### Short exercise
Extract the complete listing and repeat it word for word.

────────────────

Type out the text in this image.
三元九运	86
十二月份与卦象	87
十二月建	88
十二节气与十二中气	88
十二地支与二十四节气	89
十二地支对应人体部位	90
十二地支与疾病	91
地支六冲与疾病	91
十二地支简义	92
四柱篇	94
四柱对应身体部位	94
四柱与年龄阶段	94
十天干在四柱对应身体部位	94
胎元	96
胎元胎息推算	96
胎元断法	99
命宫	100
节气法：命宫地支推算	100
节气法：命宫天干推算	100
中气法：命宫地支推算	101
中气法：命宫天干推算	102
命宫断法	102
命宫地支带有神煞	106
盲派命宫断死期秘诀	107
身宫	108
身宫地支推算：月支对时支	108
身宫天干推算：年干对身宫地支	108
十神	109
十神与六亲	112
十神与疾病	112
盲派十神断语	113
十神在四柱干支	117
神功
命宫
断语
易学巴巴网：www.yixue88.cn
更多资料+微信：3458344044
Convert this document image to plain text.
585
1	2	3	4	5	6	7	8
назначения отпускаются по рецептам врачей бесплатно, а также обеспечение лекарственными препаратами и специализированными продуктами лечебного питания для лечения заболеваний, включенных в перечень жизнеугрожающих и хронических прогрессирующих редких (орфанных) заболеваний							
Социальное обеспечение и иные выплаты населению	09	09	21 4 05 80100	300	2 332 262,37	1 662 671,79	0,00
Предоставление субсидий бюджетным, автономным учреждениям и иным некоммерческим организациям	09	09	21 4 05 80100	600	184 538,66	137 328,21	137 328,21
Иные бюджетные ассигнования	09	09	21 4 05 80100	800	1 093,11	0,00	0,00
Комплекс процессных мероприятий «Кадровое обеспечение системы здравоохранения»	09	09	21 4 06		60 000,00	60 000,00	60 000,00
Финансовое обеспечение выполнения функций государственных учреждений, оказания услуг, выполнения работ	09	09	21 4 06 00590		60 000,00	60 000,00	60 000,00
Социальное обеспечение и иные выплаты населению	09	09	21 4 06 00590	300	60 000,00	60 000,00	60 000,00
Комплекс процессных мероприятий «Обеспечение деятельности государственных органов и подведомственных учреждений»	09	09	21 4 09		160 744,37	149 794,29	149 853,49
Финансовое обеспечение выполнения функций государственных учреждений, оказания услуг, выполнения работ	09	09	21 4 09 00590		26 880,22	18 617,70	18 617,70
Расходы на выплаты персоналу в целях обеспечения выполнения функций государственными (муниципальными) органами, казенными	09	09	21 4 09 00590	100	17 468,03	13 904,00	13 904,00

────────────────

### Finished exercise
Type out the text in this image.
三元九运	86
十二月份与卦象	87
十二月建	88
十二节气与十二中气	88
十二地支与二十四节气	89
十二地支对应人体部位	90
十二地支与疾病	91
地支六冲与疾病	91
十二地支简义	92
四柱篇	94
四柱对应身体部位	94
四柱与年龄阶段	94
十天干在四柱对应身体部位	94
胎元	96
胎元胎息推算	96
胎元断法	99
命宫	100
节气法：命宫地支推算	100
节气法：命宫天干推算	100
中气法：命宫地支推算	101
中气法：命宫天干推算	102
命宫断法	102
命宫地支带有神煞	106
盲派命宫断死期秘诀	107
身宫	108
身宫地支推算：月支对时支	108
身宫天干推算：年干对身宫地支	108
十神	109
十神与六亲	112
十神与疾病	112
盲派十神断语	113
十神在四柱干支	117
神功
命宫
断语
易学巴巴网：www.yixue88.cn
更多资料+微信：3458344044
Convert this document image to plain text.
585
1	2	3	4	5	6	7	8
назначения отпускаются по рецептам врачей бесплатно, а также обеспечение лекарственными препаратами и специализированными продуктами лечебного питания для лечения заболеваний, включенных в перечень жизнеугрожающих и хронических прогрессирующих редких (орфанных) заболеваний							
Социальное обеспечение и иные выплаты населению	09	09	21 4 05 80100	300	2 332 262,37	1 662 671,79	0,00
Предоставление субсидий бюджетным, автономным учреждениям и иным некоммерческим организациям	09	09	21 4 05 80100	600	184 538,66	137 328,21	137 328,21
Иные бюджетные ассигнования	09	09	21 4 05 80100	800	1 093,11	0,00	0,00
Комплекс процессных мероприятий «Кадровое обеспечение системы здравоохранения»	09	09	21 4 06		60 000,00	60 000,00	60 000,00
Финансовое обеспечение выполнения функций государственных учреждений, оказания услуг, выполнения работ	09	09	21 4 06 00590		60 000,00	60 000,00	60 000,00
Социальное обеспечение и иные выплаты населению	09	09	21 4 06 00590	300	60 000,00	60 000,00	60 000,00
Комплекс процессных мероприятий «Обеспечение деятельности государственных органов и подведомственных учреждений»	09	09	21 4 09		160 744,37	149 794,29	149 853,49
Финансовое обеспечение выполнения функций государственных учреждений, оказания услуг, выполнения работ	09	09	21 4 09 00590		26 880,22	18 617,70	18 617,70
Расходы на выплаты персоналу в целях обеспечения выполнения функций государственными (муниципальными) органами, казенными	09	09	21 4 09 00590	100	17 468,03	13 904,00	13 904,00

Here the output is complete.